Determine how many lines of the records include "Baby", and answer with the number alone.

# Extracted data start

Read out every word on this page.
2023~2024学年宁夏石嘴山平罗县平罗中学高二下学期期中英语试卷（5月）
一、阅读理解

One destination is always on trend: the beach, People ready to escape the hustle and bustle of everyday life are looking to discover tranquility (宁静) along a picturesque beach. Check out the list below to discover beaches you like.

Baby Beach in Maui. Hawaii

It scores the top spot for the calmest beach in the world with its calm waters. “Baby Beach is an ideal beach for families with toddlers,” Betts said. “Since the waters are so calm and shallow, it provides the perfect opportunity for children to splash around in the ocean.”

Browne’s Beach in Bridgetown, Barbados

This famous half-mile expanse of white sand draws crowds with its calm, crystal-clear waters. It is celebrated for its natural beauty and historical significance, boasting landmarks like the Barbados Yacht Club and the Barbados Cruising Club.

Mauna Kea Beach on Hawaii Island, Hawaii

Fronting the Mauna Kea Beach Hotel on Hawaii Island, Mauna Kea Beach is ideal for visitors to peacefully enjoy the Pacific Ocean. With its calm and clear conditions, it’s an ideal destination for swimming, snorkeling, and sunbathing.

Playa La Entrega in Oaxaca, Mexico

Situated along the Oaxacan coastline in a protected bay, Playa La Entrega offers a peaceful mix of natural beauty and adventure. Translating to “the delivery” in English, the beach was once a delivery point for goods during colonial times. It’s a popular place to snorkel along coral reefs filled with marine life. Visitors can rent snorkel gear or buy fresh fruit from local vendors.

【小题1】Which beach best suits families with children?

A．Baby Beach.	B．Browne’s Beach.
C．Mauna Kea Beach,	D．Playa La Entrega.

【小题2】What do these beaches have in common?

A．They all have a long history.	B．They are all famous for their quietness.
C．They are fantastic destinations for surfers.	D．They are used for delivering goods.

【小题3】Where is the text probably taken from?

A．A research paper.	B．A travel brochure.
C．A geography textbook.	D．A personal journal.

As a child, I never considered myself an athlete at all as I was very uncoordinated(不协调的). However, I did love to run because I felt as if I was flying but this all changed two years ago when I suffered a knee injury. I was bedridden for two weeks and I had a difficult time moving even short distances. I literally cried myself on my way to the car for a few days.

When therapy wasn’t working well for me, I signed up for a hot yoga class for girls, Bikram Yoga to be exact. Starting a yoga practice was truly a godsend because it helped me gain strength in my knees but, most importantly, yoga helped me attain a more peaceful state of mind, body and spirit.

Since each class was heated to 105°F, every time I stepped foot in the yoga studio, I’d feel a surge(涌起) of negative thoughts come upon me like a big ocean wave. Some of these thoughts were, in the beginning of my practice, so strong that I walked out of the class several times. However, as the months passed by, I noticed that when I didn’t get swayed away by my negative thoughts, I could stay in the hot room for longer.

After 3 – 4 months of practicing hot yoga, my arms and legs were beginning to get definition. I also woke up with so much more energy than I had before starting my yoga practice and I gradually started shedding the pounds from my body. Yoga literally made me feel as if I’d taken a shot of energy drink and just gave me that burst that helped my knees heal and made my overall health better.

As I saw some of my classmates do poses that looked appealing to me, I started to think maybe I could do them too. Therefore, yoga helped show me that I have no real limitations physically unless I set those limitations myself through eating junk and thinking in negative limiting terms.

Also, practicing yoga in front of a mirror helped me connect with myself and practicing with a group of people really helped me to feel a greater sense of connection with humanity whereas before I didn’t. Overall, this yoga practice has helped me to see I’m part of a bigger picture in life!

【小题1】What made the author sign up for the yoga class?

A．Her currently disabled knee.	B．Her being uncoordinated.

# Extracted data end

Task answer
3